REQUIRED TASK: Look below and pull out each line with the word "marker".

[BEGIN]

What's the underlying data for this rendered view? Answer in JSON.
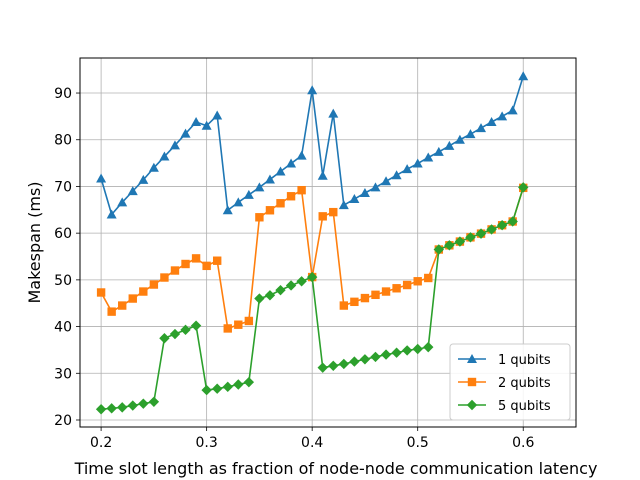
{
  "chart_data": {
    "type": "line",
    "title": "",
    "xlabel": "Time slot length as fraction of node-node communication latency",
    "ylabel": "Makespan (ms)",
    "xlim": [
      0.18,
      0.65
    ],
    "ylim": [
      18.5,
      97.5
    ],
    "xticks": [
      0.2,
      0.3,
      0.4,
      0.5,
      0.6
    ],
    "xtick_labels": [
      "0.2",
      "0.3",
      "0.4",
      "0.5",
      "0.6"
    ],
    "yticks": [
      20,
      30,
      40,
      50,
      60,
      70,
      80,
      90
    ],
    "ytick_labels": [
      "20",
      "30",
      "40",
      "50",
      "60",
      "70",
      "80",
      "90"
    ],
    "grid": true,
    "legend_position": "lower-right",
    "x": [
      0.2,
      0.21,
      0.22,
      0.23,
      0.24,
      0.25,
      0.26,
      0.27,
      0.28,
      0.29,
      0.3,
      0.31,
      0.32,
      0.33,
      0.34,
      0.35,
      0.36,
      0.37,
      0.38,
      0.39,
      0.4,
      0.41,
      0.42,
      0.43,
      0.44,
      0.45,
      0.46,
      0.47,
      0.48,
      0.49,
      0.5,
      0.51,
      0.52,
      0.53,
      0.54,
      0.55,
      0.56,
      0.57,
      0.58,
      0.59,
      0.6
    ],
    "series": [
      {
        "name": "1 qubits",
        "color": "#1f77b4",
        "marker": "triangle",
        "values": [
          71.7,
          64.0,
          66.6,
          69.0,
          71.4,
          74.0,
          76.4,
          78.8,
          81.3,
          83.8,
          83.0,
          85.2,
          64.9,
          66.6,
          68.2,
          69.8,
          71.5,
          73.2,
          74.9,
          76.6,
          90.6,
          72.3,
          85.6,
          66.0,
          67.3,
          68.6,
          69.8,
          71.1,
          72.4,
          73.7,
          74.9,
          76.2,
          77.4,
          78.7,
          80.0,
          81.2,
          82.5,
          83.8,
          85.0,
          86.3,
          93.6
        ]
      },
      {
        "name": "2 qubits",
        "color": "#ff7f0e",
        "marker": "square",
        "values": [
          47.3,
          43.2,
          44.5,
          46.0,
          47.5,
          49.0,
          50.5,
          52.0,
          53.4,
          54.6,
          53.0,
          54.1,
          39.6,
          40.4,
          41.2,
          63.4,
          64.9,
          66.4,
          67.9,
          69.2,
          50.6,
          63.6,
          64.5,
          44.5,
          45.3,
          46.1,
          46.8,
          47.5,
          48.2,
          48.9,
          49.7,
          50.4,
          56.5,
          57.4,
          58.2,
          59.1,
          59.9,
          60.8,
          61.7,
          62.5,
          69.7
        ]
      },
      {
        "name": "5 qubits",
        "color": "#2ca02c",
        "marker": "diamond",
        "values": [
          22.3,
          22.5,
          22.7,
          23.1,
          23.5,
          23.9,
          37.5,
          38.4,
          39.3,
          40.2,
          26.4,
          26.7,
          27.1,
          27.6,
          28.1,
          46.0,
          46.7,
          47.8,
          48.8,
          49.7,
          50.6,
          31.2,
          31.6,
          32.0,
          32.5,
          33.0,
          33.5,
          34.0,
          34.4,
          34.9,
          35.2,
          35.6,
          56.5,
          57.4,
          58.2,
          59.1,
          59.9,
          60.8,
          61.7,
          62.5,
          69.8
        ]
      }
    ]
  }
}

[END]

PROBLEM SOLUTION:
        "marker": "triangle",
        "marker": "square",
        "marker": "diamond",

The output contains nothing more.